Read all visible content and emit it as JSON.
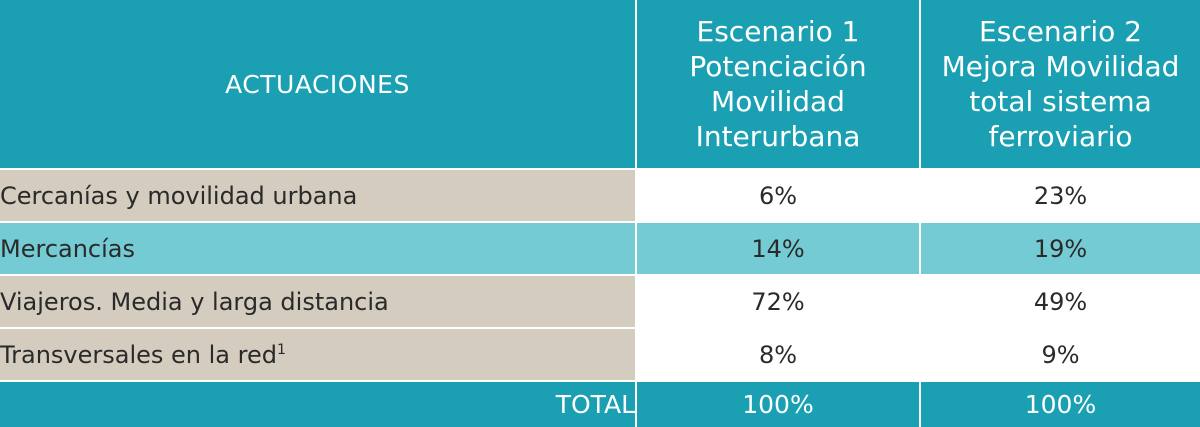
{
  "header": {
    "actuaciones": "ACTUACIONES",
    "scenario1": [
      "Escenario 1",
      "Potenciación",
      "Movilidad",
      "Interurbana"
    ],
    "scenario2": [
      "Escenario 2",
      "Mejora Movilidad",
      "total sistema",
      "ferroviario"
    ]
  },
  "rows": [
    {
      "label": "Cercanías y movilidad urbana",
      "s1": "6%",
      "s2": "23%"
    },
    {
      "label": "Mercancías",
      "s1": "14%",
      "s2": "19%"
    },
    {
      "label": "Viajeros. Media y larga distancia",
      "s1": "72%",
      "s2": "49%"
    },
    {
      "label": "Transversales en la red",
      "sup": "1",
      "s1": "8%",
      "s2": "9%"
    }
  ],
  "total": {
    "label": "TOTAL",
    "s1": "100%",
    "s2": "100%"
  },
  "colors": {
    "teal": "#1aa0b2",
    "light_teal": "#75cbd3",
    "beige": "#d4ccbf",
    "white": "#ffffff"
  }
}
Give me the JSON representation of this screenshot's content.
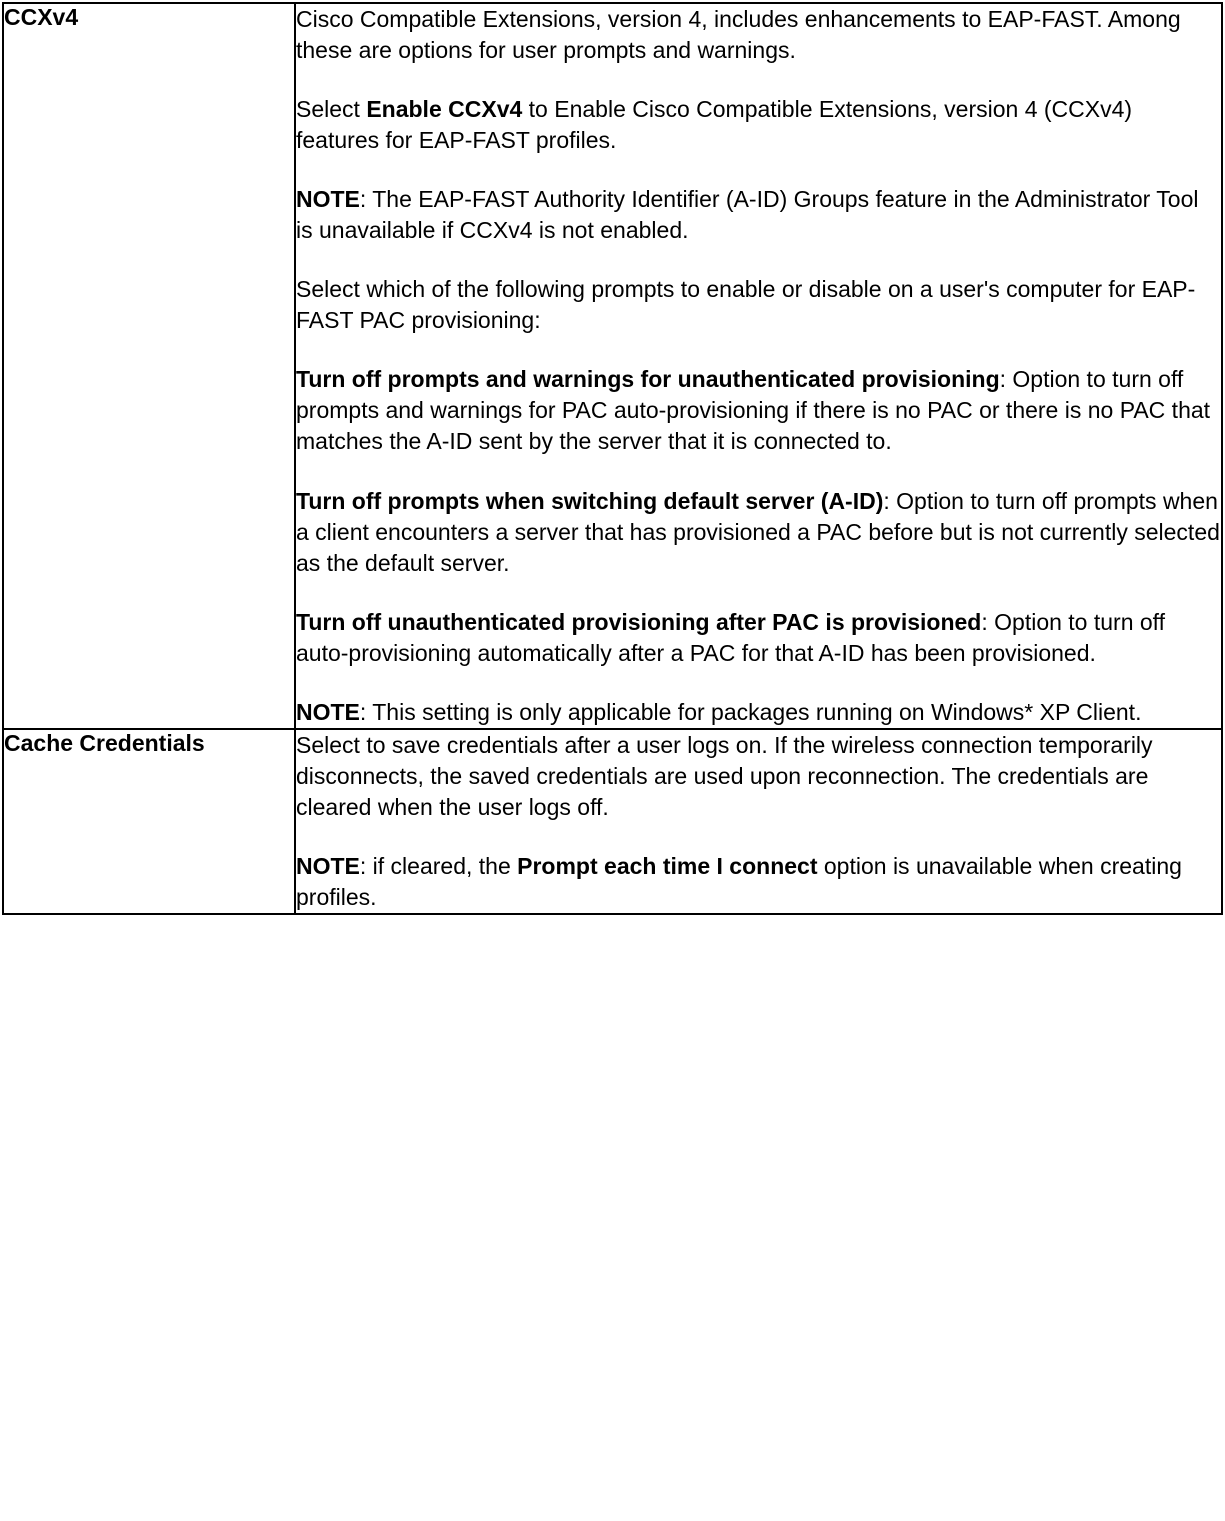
{
  "rows": [
    {
      "label": "CCXv4",
      "paragraphs": [
        [
          {
            "text": "Cisco Compatible Extensions, version 4, includes enhancements to EAP-FAST. Among these are options for user prompts and warnings."
          }
        ],
        [
          {
            "text": "Select "
          },
          {
            "text": "Enable CCXv4",
            "bold": true
          },
          {
            "text": " to Enable Cisco Compatible Extensions, version 4 (CCXv4) features for EAP-FAST profiles."
          }
        ],
        [
          {
            "text": "NOTE",
            "bold": true
          },
          {
            "text": ": The EAP-FAST Authority Identifier (A-ID) Groups feature in the Administrator Tool is unavailable if CCXv4 is not enabled."
          }
        ],
        [
          {
            "text": "Select which of the following prompts to enable or disable on a user's computer for EAP-FAST PAC provisioning:"
          }
        ],
        [
          {
            "text": "Turn off prompts and warnings for unauthenticated provisioning",
            "bold": true
          },
          {
            "text": ": Option to turn off prompts and warnings for PAC auto-provisioning if there is no PAC or there is no PAC that matches the A-ID sent by the server that it is connected to."
          }
        ],
        [
          {
            "text": "Turn off prompts when switching default server (A-ID)",
            "bold": true
          },
          {
            "text": ": Option to turn off prompts when a client encounters a server that has provisioned a PAC before but is not currently selected as the default server."
          }
        ],
        [
          {
            "text": "Turn off unauthenticated provisioning after PAC is provisioned",
            "bold": true
          },
          {
            "text": ": Option to turn off auto-provisioning automatically after a PAC for that A-ID has been provisioned."
          }
        ],
        [
          {
            "text": "NOTE",
            "bold": true
          },
          {
            "text": ": This setting is only applicable for packages running on Windows* XP Client."
          }
        ]
      ]
    },
    {
      "label": "Cache Credentials",
      "paragraphs": [
        [
          {
            "text": "Select to save credentials after a user logs on. If the wireless connection temporarily disconnects, the saved credentials are used upon reconnection. The credentials are cleared when the user logs off."
          }
        ],
        [
          {
            "text": "NOTE",
            "bold": true
          },
          {
            "text": ": if cleared, the "
          },
          {
            "text": "Prompt each time I connect",
            "bold": true
          },
          {
            "text": " option is unavailable when creating profiles."
          }
        ]
      ]
    }
  ]
}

▶ **Your goal**:
Count how many lines of the material hold the string "unavailable". Give the number and nothing more.

▶ **Exercise output**:
2